- AIM OF THE TASK -
Pull every line that includes the word "label" out of the data below and copy it.

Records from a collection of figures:
-- Opening Marker --
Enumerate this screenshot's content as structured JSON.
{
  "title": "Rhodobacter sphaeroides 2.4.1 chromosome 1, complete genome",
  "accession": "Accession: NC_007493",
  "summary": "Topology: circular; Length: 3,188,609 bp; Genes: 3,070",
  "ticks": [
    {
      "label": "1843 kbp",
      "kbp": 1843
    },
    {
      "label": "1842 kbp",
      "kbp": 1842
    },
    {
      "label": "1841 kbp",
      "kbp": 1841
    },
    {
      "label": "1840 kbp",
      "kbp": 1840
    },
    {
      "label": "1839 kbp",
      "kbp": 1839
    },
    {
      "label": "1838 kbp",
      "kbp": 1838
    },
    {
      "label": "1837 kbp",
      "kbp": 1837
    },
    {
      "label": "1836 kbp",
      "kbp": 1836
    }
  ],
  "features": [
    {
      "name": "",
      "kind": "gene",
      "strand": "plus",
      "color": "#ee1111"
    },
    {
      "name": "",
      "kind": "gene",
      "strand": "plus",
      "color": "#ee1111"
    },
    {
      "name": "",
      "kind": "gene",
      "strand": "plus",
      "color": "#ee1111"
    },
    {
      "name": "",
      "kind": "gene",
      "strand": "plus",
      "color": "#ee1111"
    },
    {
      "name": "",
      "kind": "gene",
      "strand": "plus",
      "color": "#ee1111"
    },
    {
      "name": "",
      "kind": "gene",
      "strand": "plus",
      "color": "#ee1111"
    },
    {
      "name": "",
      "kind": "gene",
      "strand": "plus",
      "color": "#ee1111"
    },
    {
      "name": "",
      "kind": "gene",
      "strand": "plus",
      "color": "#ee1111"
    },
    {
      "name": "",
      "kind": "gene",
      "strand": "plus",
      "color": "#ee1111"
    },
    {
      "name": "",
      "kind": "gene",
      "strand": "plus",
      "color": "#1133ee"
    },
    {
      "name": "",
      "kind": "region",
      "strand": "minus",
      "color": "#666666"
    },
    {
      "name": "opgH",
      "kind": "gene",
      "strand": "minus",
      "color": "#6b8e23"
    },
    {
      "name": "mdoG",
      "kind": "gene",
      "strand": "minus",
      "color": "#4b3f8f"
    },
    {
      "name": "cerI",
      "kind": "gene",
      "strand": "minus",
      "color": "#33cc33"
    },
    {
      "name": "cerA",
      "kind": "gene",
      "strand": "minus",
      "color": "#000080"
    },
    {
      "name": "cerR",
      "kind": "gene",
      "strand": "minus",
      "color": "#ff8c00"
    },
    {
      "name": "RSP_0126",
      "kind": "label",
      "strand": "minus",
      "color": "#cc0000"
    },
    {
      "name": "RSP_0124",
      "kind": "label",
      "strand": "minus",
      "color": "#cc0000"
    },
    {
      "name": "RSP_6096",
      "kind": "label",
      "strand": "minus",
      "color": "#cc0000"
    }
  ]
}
-- Closing Marker --
- RESULT OF THE EXERCISE -
      "label": "1843 kbp",
      "label": "1842 kbp",
      "label": "1841 kbp",
      "label": "1840 kbp",
      "label": "1839 kbp",
      "label": "1838 kbp",
      "label": "1837 kbp",
      "label": "1836 kbp",
      "kind": "label",
      "kind": "label",
      "kind": "label",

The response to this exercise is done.